PROBLEMS TO WORK ON
(a) Please reproduce, word for word, the stretch of the PyTorch/XLA TPU pod thread from "abdelkrim_zitouni · November" through "single TPU device.".
(b) In the PyTorch/XLA TPU pod thread, which argument to the gcloud command is said to run the same code across all TPU pod VMs?
(c) Write the next part of the PyTorch/XLA TPU pod thread, picking up right after its final line.

EXCERPT TO READ
Pytorch/xla SPMD on Cloud TPU pod

abdelkrim_zitouni · November 20, 2023, 10:47pm

I’m currently trying to train a Vision Transformer on a Cloud TPU Pod, using Pytorch/xla SPMD, I followed the later’s documentation, and my code is mostly inspired by their example of running Resnet with SPMD on a single TPU device.

However, as quoted from their docs below:

There is no code change required to go from single TPU host to TPU Pod if you construct your mesh and partition spec based on the number of devices instead of some hardcode constant. To run the PyTorch/XLA workload on TPU Pod.

I truly couldn’t understand how it is possible to run the exact same code and distribute it over all TPU pod VMs only by invoking the same gcloud command with the --worker=all argument, does it work out of the box? how can I check if the data and weights are sharded across all hosts in the pod?

I’m finding it difficult to use Pytorch/xla with a lack of documentation and examples on TPU Pod.

Yeounoh_Chung · November 21, 2023, 1:57am

Hi Abdelkrim, the best way to monitor your workload (and see if it’s utilizing all the devices) would be to profile, PyTorch XLA performance profiling | Cloud TPU | Google Cloud – and check the profiled traces.

You can also enable some loggings, to see if your model is being executed across multiple devices, e.g., TF_CPP_MIN_LOG_LEVEL=0 TF_CPP_VMODULE=xla_graph_executor=5 python test/spmd/test_train_spmd_imagenet.py --fake_data --num_epoch=1 --sharding batch

This should print out useful debugging info, like

2023-11-21 01:49:24.349482: I torch_xla/csrc/xla_graph_executor.cpp:994] Executing IR graph hash 4b2ecd7c298db70445084a8ad90e9fd9 on devices: TPU:0,TPU:1,TPU:2,TPU:3 done!

EXTRACTED INFORMATION
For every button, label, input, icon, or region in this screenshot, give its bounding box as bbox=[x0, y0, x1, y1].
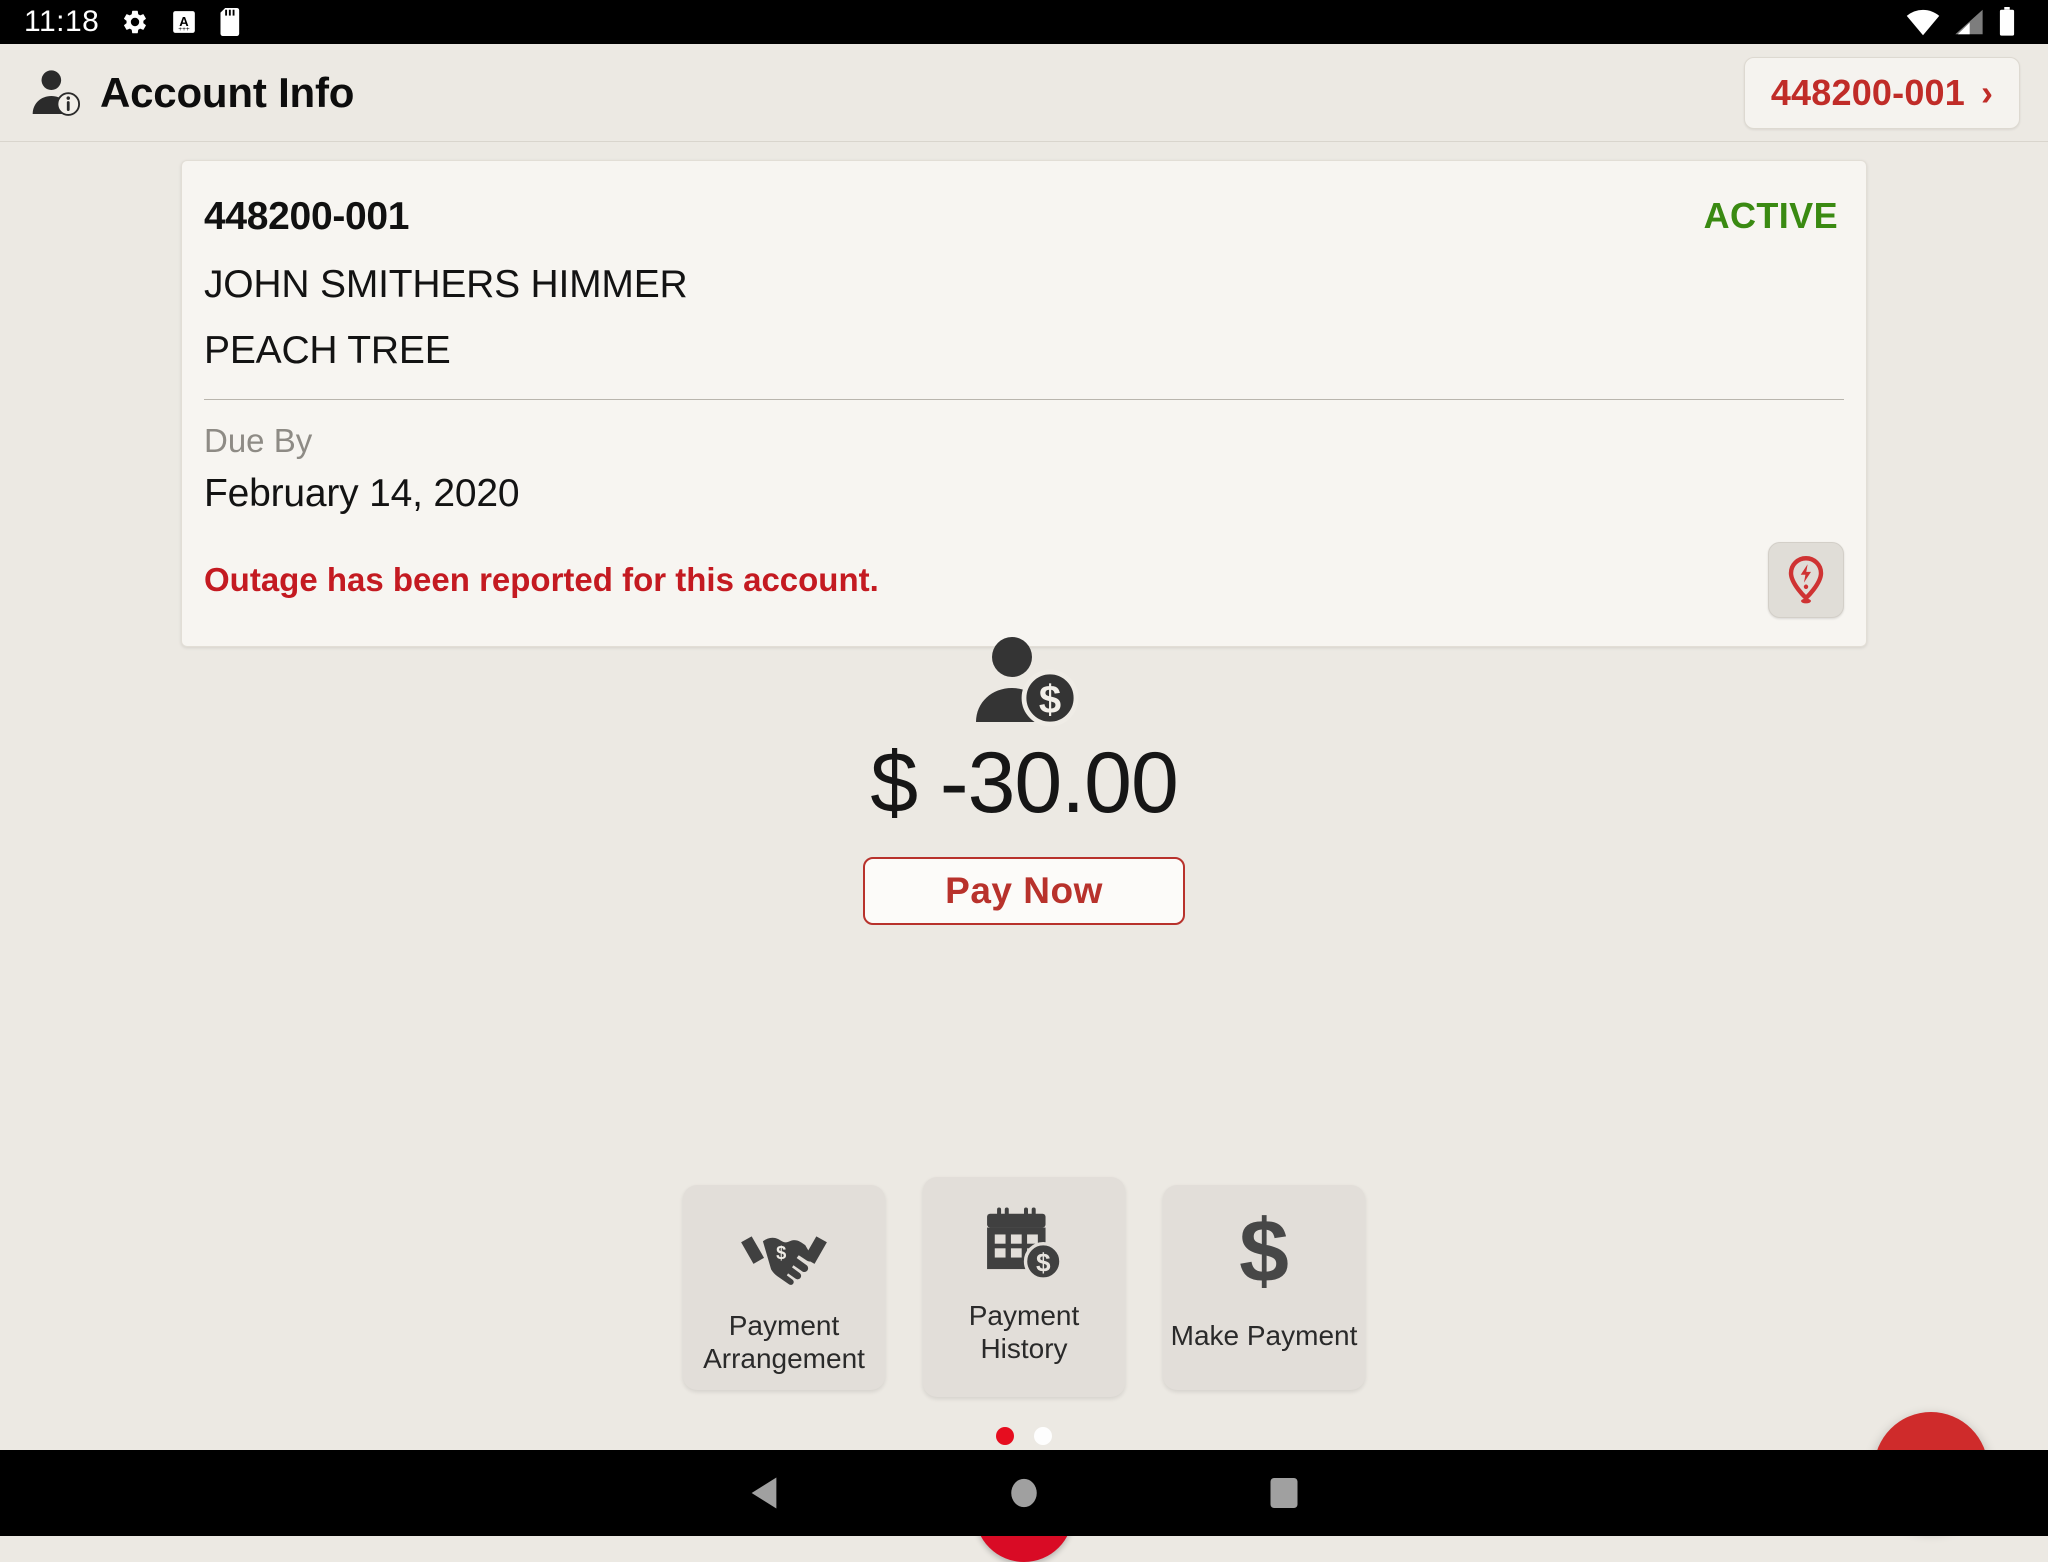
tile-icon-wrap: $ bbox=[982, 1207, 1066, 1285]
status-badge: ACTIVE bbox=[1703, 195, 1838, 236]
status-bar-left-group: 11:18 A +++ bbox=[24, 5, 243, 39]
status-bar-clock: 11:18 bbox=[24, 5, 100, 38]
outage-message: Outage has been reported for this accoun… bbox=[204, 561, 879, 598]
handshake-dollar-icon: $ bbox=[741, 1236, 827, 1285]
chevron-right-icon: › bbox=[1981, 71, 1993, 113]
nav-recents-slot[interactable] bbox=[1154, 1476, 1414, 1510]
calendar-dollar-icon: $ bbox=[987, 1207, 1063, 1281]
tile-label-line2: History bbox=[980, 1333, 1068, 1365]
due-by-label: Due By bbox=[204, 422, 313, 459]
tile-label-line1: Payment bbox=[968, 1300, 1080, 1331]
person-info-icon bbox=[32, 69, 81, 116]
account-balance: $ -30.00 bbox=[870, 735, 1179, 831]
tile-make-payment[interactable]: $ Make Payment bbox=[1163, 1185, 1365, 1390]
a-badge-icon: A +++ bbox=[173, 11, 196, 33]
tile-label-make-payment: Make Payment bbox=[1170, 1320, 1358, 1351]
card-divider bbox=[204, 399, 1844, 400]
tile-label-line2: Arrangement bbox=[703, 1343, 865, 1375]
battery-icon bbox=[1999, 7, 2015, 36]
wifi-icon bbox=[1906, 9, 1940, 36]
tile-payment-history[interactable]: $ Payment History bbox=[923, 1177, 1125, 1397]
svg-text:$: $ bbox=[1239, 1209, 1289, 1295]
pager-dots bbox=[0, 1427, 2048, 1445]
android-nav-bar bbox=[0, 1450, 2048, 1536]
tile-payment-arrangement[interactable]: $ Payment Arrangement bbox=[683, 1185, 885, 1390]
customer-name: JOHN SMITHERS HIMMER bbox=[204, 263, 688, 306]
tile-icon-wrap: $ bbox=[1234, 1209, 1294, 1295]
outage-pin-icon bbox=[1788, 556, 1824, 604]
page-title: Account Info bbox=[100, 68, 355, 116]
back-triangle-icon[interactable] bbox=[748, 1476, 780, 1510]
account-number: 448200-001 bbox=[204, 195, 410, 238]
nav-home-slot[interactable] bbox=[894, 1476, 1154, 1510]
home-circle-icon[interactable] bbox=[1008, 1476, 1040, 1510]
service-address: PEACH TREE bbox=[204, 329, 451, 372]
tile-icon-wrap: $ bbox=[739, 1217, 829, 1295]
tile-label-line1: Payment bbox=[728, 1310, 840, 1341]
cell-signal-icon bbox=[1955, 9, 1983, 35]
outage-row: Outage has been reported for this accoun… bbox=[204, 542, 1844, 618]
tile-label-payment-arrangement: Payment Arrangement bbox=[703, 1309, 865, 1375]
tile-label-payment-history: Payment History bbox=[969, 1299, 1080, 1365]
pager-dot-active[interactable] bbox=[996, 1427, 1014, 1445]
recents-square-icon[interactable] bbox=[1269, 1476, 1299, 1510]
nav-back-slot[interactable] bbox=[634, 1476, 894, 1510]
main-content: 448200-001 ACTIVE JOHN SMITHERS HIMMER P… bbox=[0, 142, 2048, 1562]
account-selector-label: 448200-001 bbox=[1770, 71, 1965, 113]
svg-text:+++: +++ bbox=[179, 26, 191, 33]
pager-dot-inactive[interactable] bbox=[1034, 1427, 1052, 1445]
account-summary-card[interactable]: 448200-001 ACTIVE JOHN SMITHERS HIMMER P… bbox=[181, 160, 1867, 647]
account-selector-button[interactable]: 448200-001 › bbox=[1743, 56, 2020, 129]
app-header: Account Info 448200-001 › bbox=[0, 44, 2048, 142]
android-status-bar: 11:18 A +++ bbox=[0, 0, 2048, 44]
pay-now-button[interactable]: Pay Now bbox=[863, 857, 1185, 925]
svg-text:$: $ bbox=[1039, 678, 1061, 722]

OUTPUTS IN ORDER
(a)
abdelkrim_zitouni · November 20, 2023, 10:47pm

I’m currently trying to train a Vision Transformer on a Cloud TPU Pod, using Pytorch/xla SPMD, I followed the later’s documentation, and my code is mostly inspired by their example of running Resnet with SPMD on a single TPU device.

(b) The --worker=all argument.

(c)
2023-11-21 01:49:24.352578: I torch_xla/csrc/xla_graph_executor.cpp:603] waiting barrier for device SPMD:0 done

on each host. Here, Executing IR graph hash 4b2ecd7c298db70445084a8ad90e9fd9 on devices: TPU:0,TPU:1,TPU:2,TPU:3 done! means that the execution on this host was done with all 4 local devices.

When you run your training on a pod slice, with --worker=all --command={your command}, could you try adding {your command} 2>&1 | tee output.txt} and check the logs afterwards on each host?

abdelkrim_zitouni · November 28, 2023, 2:46pm

Hi Yeounoh, Thank you very much, and I apologize for the late response as I paused the project to study for exams.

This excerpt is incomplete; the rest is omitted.